▸ **Supplied passage**
What are the barriers to adoption?

Fiat-backed stablecoins

  • Centralization: All fiat-backed stablecoins require centralized entities to maintain their one-to-one ratio. This means that a holder of a fiat-backed stablecoin will have to trust that the centralized entity is properly maintaining collateral fiat deposits and that their stablecoins are redeemable. If the centralized entity fails to maintain their deposits properly, holders run the risk of not being able to redeem their stablecoins.
  • Censorship: Because fiat-backed stablecoins are effectively managed by custodians and are centralized they run the risk of financial censorship. Regulators can, in theory, force the entity behind a fiat-backed stablecoin to ban transactions to specific individuals. The risk of financial censorship for fiat-backed stablecoins would make them no different than the digitized dollars managed by banks. Some stablecoins, like the GUSD, have hard-coded the ability to censor transactions.

Crypto-backed stablecoins

  • Black swan: Because extremely volatile assets back them, crypto-backed stablecoins will always run the risk of a black swan event. If the underlying asset depreciates drastically, the stablecoin can instantly become un-collateralized.

[Document structure recognition data]
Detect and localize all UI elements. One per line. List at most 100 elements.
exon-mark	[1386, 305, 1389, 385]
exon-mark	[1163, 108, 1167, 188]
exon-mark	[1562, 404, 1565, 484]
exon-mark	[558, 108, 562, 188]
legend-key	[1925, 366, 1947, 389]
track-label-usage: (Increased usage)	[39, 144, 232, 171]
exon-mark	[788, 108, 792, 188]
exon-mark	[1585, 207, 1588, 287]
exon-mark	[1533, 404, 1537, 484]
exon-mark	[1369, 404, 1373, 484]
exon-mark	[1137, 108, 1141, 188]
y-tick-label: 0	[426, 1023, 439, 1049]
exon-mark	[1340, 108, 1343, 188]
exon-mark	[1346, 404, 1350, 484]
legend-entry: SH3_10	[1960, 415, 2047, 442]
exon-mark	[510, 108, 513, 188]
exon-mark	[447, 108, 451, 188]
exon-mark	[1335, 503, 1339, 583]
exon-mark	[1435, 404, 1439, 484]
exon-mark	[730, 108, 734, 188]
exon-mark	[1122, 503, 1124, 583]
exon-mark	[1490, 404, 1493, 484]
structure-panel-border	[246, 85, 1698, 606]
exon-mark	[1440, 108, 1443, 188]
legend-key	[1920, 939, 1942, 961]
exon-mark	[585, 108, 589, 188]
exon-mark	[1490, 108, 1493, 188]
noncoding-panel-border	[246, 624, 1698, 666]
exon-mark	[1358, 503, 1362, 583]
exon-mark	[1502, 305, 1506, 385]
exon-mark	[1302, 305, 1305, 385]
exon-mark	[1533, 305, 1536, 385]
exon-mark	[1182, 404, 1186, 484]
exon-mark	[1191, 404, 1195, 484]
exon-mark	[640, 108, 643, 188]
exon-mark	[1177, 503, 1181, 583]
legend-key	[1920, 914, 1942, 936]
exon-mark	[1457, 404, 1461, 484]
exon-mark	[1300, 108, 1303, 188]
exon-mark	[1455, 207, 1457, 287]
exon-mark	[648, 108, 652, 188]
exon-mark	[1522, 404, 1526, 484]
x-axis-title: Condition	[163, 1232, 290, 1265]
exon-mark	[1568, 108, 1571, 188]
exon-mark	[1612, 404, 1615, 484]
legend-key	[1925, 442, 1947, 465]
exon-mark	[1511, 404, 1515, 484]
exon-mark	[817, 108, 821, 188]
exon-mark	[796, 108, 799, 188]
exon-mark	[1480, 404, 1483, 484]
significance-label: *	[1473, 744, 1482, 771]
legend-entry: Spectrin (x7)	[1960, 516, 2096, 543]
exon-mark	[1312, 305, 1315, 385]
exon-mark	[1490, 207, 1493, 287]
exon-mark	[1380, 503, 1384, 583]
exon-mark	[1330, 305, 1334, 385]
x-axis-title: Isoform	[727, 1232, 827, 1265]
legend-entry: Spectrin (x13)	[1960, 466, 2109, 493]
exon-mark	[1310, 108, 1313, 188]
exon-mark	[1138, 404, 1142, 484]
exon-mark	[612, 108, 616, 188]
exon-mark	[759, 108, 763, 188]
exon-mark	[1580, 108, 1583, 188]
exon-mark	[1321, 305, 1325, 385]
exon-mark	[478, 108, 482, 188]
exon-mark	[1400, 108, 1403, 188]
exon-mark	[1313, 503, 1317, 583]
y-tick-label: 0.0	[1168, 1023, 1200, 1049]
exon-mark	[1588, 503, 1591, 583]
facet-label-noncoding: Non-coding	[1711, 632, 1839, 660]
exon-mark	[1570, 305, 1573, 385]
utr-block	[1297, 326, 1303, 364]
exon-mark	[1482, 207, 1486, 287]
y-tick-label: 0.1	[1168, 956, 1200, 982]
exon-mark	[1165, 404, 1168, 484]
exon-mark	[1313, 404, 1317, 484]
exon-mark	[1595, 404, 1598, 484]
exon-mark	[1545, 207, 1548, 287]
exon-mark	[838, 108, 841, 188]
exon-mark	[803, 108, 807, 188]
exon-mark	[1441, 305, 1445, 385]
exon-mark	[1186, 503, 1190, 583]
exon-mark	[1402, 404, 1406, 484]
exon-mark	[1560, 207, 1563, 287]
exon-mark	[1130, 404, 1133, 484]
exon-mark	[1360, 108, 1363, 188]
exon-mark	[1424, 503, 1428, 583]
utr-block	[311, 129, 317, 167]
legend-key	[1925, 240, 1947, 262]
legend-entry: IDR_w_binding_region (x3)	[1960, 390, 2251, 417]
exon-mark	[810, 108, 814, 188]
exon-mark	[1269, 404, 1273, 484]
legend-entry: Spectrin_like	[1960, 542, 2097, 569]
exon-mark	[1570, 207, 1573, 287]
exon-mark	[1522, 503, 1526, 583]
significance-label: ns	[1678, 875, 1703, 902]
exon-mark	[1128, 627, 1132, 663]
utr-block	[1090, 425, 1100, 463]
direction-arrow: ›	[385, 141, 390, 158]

▸ **Task A**
Answer these questions from the text on barriers to stablecoin adoption:
(i) What must a holder of a fiat-backed stablecoin trust the centralized entity to do?
(ii) Which stablecoin is named as having hard-coded the ability to censor transactions?
(iii) What can happen to a crypto-backed stablecoin if the underlying asset depreciates drastically?
▸ **Task B**
From the text on barriers to stablecoin adoption, extract the words from "What are the" to "redeem their stablecoins.".
The records play no part in what is asked here.

▸ **Final answer A**
(i) Properly maintain collateral fiat deposits and keep the stablecoins redeemable.
(ii) The GUSD.
(iii) It can instantly become un-collateralized.

▸ **Final answer B**
What are the barriers to adoption?

Fiat-backed stablecoins

  • Centralization: All fiat-backed stablecoins require centralized entities to maintain their one-to-one ratio. This means that a holder of a fiat-backed stablecoin will have to trust that the centralized entity is properly maintaining collateral fiat deposits and that their stablecoins are redeemable. If the centralized entity fails to maintain their deposits properly, holders run the risk of not being able to redeem their stablecoins.